Os mortos, foram-nos dizendo os astuciosos vates com que nos calhou viver, eram o mero, e até necessário, resultado de lutas pela posse da escassa terra fecunda que existe na cintura saheliana. De um lado, os indigentes nómadas fulani que sobreviviam em duríssimas condições; do outro, os abastados agricultores de outras tribos, que viviam a explorar e a espoliar aqueloutros. No fundo, entre eles estava apenas a ocorrer, embora com armas mais mortíferas do que outrora, um conflito centenário pela posse da mencionada terra.

Mas em Owo, grande cidade no sudoeste da Nigéria, bem longe, portanto, da zona migracional dos fulani, onde é que estes haveriam de querer pastorear os seus rebanhos? Inspirar-me-ei, para ponderar esta questão, na já anotada quase equivalência entre o número de habitantes do Porto e de Owo: será que seria no analogado, nesta última urbe, ao Parque da Cidade, na Foz? Ao Jardim Botânico, no Campo Alegre? Ao parque de São Roque, nas Antas? Ao Parque Urbano da Pasteleira, no local com o mesmo nome? A mítica explicação, tão pantanosa como comum, não se está a dar bem com a verdade, e, talvez por isso, quem foge de pântanos não tenha lá ido.

Estimo que é altura de se admitir que, embora os fulani não sejam todos muçulmanos, são-no em extrema maioria, e que, por isso mesmo, não deixaram de, (in)voluntariamente, se associarem às pretensões armadas de tantos grupos bélicos islâmicos que desejam uma enxurrada de sangue cristão na Nigéria. Sim: há, nisto tudo e sem recear estar a enveredar por algo excessivamente simplista, uma quota parte de sérias motivações religiosas. Razões essas, possivelmente erróneas, face a uns textos islâmicos tão complexos, quão frequente e facilmente distorcidos um pouco por todo o Mundo (talvez devido à impreparação teológica de muitos dos líderes religiosos que os comentam, expõem e explicam).

Dou apenas um exemplo. Em Abril de 2022, o meu muito estimado (também pelos seus hábeis passos dados juntamente com o Papa Francisco) imã da mesquita de Al-Azhar, Ahamad al-Tayyeb (alguém, pois, com responsabilidades na Ummah sunita quase análogas às do Papa para com o Cristianismo Católico), disse que o islão nunca usou de violência para se expandir no decurso do século VII. Isto é como se Francisco dissesse que os cristãos nunca sofreram perseguições ao longo da sua existência, e, como sabemos, a História, quando ela mesma, não costuma ser benévola com quem ignora ou manipula sistematicamente a história.
+ + + +
__TAREFAS A REALIZAR__
A) De acordo com o excerto sobre a violência na Nigéria, em que mês e ano o imã da mesquita de Al-Azhar afirmou que o islão nunca usou de violência para se expandir no século VII?
B) Prossiga o excerto sobre a violência na Nigéria a partir do ponto em que termina.
Os dados não têm qualquer relação com este exercício.

[Dados de anotação da disposição visual]
+ + + +
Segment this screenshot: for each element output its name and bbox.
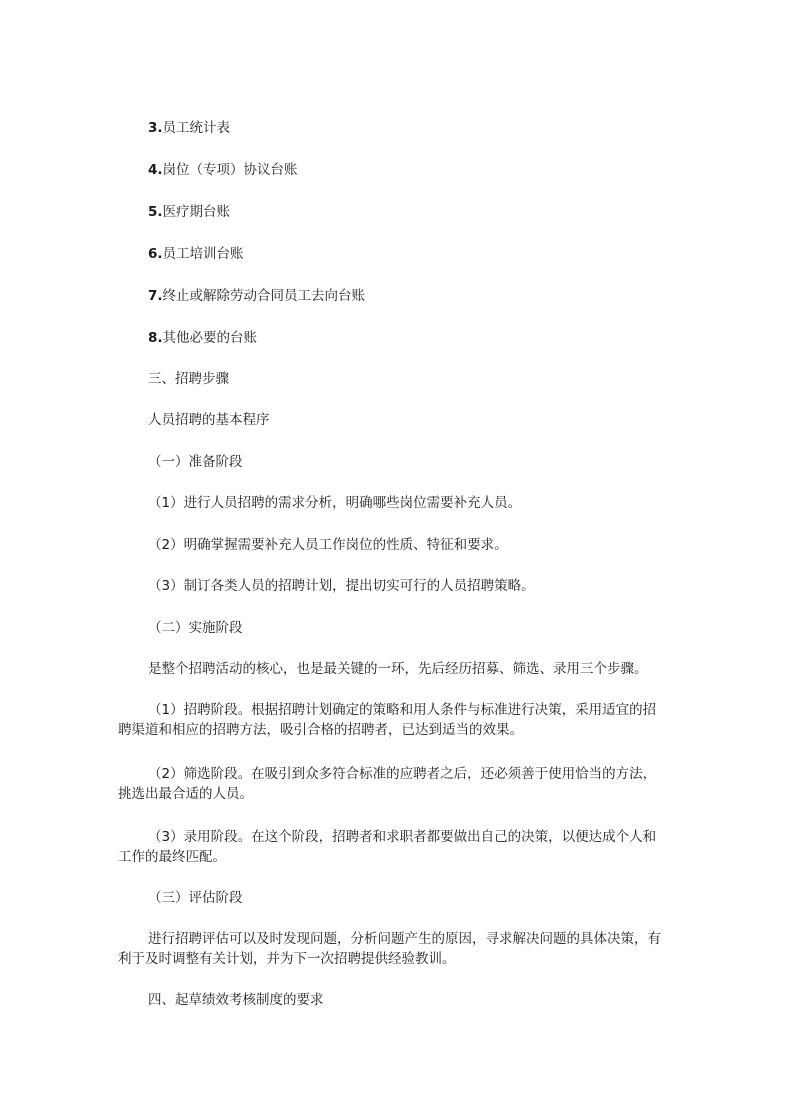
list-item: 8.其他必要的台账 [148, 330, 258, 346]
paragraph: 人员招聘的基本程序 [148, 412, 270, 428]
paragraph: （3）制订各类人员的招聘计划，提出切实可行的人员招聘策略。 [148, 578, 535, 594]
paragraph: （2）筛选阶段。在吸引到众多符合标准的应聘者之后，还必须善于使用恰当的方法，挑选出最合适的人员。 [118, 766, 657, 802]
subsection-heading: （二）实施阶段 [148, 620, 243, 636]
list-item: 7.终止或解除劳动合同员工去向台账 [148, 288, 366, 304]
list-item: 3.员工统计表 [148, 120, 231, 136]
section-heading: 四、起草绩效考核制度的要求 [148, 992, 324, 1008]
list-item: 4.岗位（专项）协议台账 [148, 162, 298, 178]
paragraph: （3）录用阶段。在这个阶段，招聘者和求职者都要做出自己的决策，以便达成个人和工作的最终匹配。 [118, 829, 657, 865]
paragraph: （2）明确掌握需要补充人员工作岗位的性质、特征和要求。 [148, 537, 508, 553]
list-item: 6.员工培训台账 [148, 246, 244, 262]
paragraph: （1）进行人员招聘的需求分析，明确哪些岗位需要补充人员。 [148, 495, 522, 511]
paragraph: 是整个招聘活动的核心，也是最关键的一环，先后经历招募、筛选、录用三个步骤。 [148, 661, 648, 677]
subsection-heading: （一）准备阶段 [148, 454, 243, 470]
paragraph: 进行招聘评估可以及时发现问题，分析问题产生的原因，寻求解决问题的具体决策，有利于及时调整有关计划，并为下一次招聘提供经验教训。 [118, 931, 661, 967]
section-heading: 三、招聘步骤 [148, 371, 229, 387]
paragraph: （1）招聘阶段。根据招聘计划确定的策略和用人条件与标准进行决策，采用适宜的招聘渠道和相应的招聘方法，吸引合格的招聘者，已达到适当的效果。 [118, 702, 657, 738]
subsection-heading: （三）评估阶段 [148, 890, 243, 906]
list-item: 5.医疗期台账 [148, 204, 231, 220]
+ + + +
__RESPOSTAS POR TAREFA__
A) Em abril de 2022.

B)
De qualquer modo, se alguém, com tamanha responsabilidade, se equivoca num tema tão sério, como já parece não ter sido a primeira vez (neste caso, acerca da legitimidade dos maridos baterem “preventivamente” em esposas “arrogantes”), nem sequer a segunda (agora, a respeito do facto de que quem abandona o islão deve ser morto), o que esperar da qualidade dos mais simples e desconhecedores lideres e dawaistas islâmicos? Talvez sejam, com todas as consequências lamentáveis que podem daí decorrer, pessoas equivocadas por outras pessoas equivocadas.

Há igrejas a serem destruídas e sangue a escorrer para o chão, e daí a clamar atenção e ajuda, no genocídio que está a ocorrer na Nigéria. Até onde vai a cumplicidade do governo com isto? As palavras do mesmo a nível nacional, com promessas e lamentos, têm sido muitas. Legiões mesmo. Mas o que pensar quando, como atestou David Curry (diretor da associação de apoio aos cristãos Open Doors), se envia militares para protegerem as igrejas com armas sem munições? Quando a polícia, e até o exército, se manifesta cúmplice com algumas dessas matanças a cristãos, mediante recuos e marasmos estratégicos?

Eu gostava que isto não continuasse. Gostava que mais pessoas estivessem cientes e falassem disto. Mas não creio que se queira fazê-lo. Ninguém quer ferir sistemas religiosos frágeis. Ninguém quer admitir que há apenas uma ténue linha que separa os “bons” dos “maus” seguidores desses sistemas religiosos. Ninguém quer ver, e solidarizar-se com as vítimas, pois trocaram-se os “valores morais” pelos “valores culturais”. Pois somos de tal modo tolerantes relativamente a certos temas, que aceitamos não declarar as nossas convicções a respeito dos mesmos, para, assim, não ferirmos a sensibilidade de quem está a cometer selvajarias.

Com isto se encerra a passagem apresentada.